■ **DIRECTIONS**:
Go through the records underneath and write each one out again exactly.
------------------------------------------------------------
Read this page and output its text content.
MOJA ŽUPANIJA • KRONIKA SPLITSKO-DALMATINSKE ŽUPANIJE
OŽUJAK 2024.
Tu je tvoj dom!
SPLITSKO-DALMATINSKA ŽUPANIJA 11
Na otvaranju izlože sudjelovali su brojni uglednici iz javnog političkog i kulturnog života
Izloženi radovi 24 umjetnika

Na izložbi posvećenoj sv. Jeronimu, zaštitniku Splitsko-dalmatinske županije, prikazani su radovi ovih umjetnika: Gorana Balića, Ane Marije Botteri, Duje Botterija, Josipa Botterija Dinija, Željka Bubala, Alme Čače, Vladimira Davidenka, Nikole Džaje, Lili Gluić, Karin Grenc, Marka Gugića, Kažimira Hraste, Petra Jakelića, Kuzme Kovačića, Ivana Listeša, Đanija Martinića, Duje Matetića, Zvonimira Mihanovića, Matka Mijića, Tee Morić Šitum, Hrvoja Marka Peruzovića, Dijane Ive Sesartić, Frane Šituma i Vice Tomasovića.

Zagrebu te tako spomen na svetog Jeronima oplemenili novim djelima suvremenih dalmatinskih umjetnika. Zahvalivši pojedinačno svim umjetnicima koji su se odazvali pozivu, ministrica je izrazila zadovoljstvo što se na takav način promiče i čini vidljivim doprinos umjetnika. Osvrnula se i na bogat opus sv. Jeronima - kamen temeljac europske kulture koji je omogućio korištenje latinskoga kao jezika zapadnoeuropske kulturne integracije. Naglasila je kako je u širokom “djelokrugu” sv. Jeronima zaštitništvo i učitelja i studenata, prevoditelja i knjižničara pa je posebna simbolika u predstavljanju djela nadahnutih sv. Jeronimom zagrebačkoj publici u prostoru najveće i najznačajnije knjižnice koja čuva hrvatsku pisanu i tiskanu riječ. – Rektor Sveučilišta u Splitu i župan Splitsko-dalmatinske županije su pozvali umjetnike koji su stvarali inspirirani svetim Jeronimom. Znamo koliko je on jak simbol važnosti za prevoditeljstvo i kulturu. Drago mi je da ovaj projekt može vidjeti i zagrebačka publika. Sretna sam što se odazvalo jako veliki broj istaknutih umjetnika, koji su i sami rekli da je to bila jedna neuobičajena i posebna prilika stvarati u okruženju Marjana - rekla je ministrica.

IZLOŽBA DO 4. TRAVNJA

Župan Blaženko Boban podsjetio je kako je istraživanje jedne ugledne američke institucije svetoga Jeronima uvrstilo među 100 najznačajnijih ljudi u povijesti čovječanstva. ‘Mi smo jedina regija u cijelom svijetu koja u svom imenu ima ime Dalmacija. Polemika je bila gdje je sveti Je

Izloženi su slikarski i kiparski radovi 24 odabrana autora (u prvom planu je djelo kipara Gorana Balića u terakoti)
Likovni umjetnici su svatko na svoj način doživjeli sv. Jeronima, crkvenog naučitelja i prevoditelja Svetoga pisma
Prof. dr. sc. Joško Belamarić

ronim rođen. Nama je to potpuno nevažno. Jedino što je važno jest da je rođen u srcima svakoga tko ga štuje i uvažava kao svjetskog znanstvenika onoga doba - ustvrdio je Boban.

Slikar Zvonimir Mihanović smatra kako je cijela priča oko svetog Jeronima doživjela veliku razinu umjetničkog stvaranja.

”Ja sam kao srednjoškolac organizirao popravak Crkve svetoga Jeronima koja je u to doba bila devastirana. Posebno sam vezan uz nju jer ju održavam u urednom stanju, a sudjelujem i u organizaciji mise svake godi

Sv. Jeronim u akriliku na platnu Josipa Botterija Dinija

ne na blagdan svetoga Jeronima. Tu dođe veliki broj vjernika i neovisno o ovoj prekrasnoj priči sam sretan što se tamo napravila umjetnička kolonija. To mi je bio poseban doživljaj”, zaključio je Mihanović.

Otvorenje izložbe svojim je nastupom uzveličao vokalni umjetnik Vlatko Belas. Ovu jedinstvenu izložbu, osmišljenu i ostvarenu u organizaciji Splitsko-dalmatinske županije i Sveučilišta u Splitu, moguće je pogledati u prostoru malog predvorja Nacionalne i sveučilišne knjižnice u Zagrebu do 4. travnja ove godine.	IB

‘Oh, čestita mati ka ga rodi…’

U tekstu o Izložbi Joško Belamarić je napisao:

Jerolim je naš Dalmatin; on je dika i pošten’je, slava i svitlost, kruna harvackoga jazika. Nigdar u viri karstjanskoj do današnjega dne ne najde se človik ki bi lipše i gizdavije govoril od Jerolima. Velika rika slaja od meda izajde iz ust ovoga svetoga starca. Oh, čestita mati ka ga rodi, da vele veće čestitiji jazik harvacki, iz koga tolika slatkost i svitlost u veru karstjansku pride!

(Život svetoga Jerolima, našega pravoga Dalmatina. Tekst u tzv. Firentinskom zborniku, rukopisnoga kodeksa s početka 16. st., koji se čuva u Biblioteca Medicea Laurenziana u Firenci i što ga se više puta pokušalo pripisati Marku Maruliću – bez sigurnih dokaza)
------------------------------------------------------------
■ **ANSWER TO THE PROBLEM**:
Read this page and output its text content.
MOJA ŽUPANIJA • KRONIKA SPLITSKO-DALMATINSKE ŽUPANIJE
OŽUJAK 2024.
Tu je tvoj dom!
SPLITSKO-DALMATINSKA ŽUPANIJA 11
Na otvaranju izlože sudjelovali su brojni uglednici iz javnog političkog i kulturnog života
Izloženi radovi 24 umjetnika

Na izložbi posvećenoj sv. Jeronimu, zaštitniku Splitsko-dalmatinske županije, prikazani su radovi ovih umjetnika: Gorana Balića, Ane Marije Botteri, Duje Botterija, Josipa Botterija Dinija, Željka Bubala, Alme Čače, Vladimira Davidenka, Nikole Džaje, Lili Gluić, Karin Grenc, Marka Gugića, Kažimira Hraste, Petra Jakelića, Kuzme Kovačića, Ivana Listeša, Đanija Martinića, Duje Matetića, Zvonimira Mihanovića, Matka Mijića, Tee Morić Šitum, Hrvoja Marka Peruzovića, Dijane Ive Sesartić, Frane Šituma i Vice Tomasovića.

Zagrebu te tako spomen na svetog Jeronima oplemenili novim djelima suvremenih dalmatinskih umjetnika. Zahvalivši pojedinačno svim umjetnicima koji su se odazvali pozivu, ministrica je izrazila zadovoljstvo što se na takav način promiče i čini vidljivim doprinos umjetnika. Osvrnula se i na bogat opus sv. Jeronima - kamen temeljac europske kulture koji je omogućio korištenje latinskoga kao jezika zapadnoeuropske kulturne integracije. Naglasila je kako je u širokom “djelokrugu” sv. Jeronima zaštitništvo i učitelja i studenata, prevoditelja i knjižničara pa je posebna simbolika u predstavljanju djela nadahnutih sv. Jeronimom zagrebačkoj publici u prostoru najveće i najznačajnije knjižnice koja čuva hrvatsku pisanu i tiskanu riječ. – Rektor Sveučilišta u Splitu i župan Splitsko-dalmatinske županije su pozvali umjetnike koji su stvarali inspirirani svetim Jeronimom. Znamo koliko je on jak simbol važnosti za prevoditeljstvo i kulturu. Drago mi je da ovaj projekt može vidjeti i zagrebačka publika. Sretna sam što se odazvalo jako veliki broj istaknutih umjetnika, koji su i sami rekli da je to bila jedna neuobičajena i posebna prilika stvarati u okruženju Marjana - rekla je ministrica.

IZLOŽBA DO 4. TRAVNJA

Župan Blaženko Boban podsjetio je kako je istraživanje jedne ugledne američke institucije svetoga Jeronima uvrstilo među 100 najznačajnijih ljudi u povijesti čovječanstva. ‘Mi smo jedina regija u cijelom svijetu koja u svom imenu ima ime Dalmacija. Polemika je bila gdje je sveti Je

Izloženi su slikarski i kiparski radovi 24 odabrana autora (u prvom planu je djelo kipara Gorana Balića u terakoti)
Likovni umjetnici su svatko na svoj način doživjeli sv. Jeronima, crkvenog naučitelja i prevoditelja Svetoga pisma
Prof. dr. sc. Joško Belamarić

ronim rođen. Nama je to potpuno nevažno. Jedino što je važno jest da je rođen u srcima svakoga tko ga štuje i uvažava kao svjetskog znanstvenika onoga doba - ustvrdio je Boban.

Slikar Zvonimir Mihanović smatra kako je cijela priča oko svetog Jeronima doživjela veliku razinu umjetničkog stvaranja.

”Ja sam kao srednjoškolac organizirao popravak Crkve svetoga Jeronima koja je u to doba bila devastirana. Posebno sam vezan uz nju jer ju održavam u urednom stanju, a sudjelujem i u organizaciji mise svake godi

Sv. Jeronim u akriliku na platnu Josipa Botterija Dinija

ne na blagdan svetoga Jeronima. Tu dođe veliki broj vjernika i neovisno o ovoj prekrasnoj priči sam sretan što se tamo napravila umjetnička kolonija. To mi je bio poseban doživljaj”, zaključio je Mihanović.

Otvorenje izložbe svojim je nastupom uzveličao vokalni umjetnik Vlatko Belas. Ovu jedinstvenu izložbu, osmišljenu i ostvarenu u organizaciji Splitsko-dalmatinske županije i Sveučilišta u Splitu, moguće je pogledati u prostoru malog predvorja Nacionalne i sveučilišne knjižnice u Zagrebu do 4. travnja ove godine.	IB

‘Oh, čestita mati ka ga rodi…’

U tekstu o Izložbi Joško Belamarić je napisao:

Jerolim je naš Dalmatin; on je dika i pošten’je, slava i svitlost, kruna harvackoga jazika. Nigdar u viri karstjanskoj do današnjega dne ne najde se človik ki bi lipše i gizdavije govoril od Jerolima. Velika rika slaja od meda izajde iz ust ovoga svetoga starca. Oh, čestita mati ka ga rodi, da vele veće čestitiji jazik harvacki, iz koga tolika slatkost i svitlost u veru karstjansku pride!

(Život svetoga Jerolima, našega pravoga Dalmatina. Tekst u tzv. Firentinskom zborniku, rukopisnoga kodeksa s početka 16. st., koji se čuva u Biblioteca Medicea Laurenziana u Firenci i što ga se više puta pokušalo pripisati Marku Maruliću – bez sigurnih dokaza)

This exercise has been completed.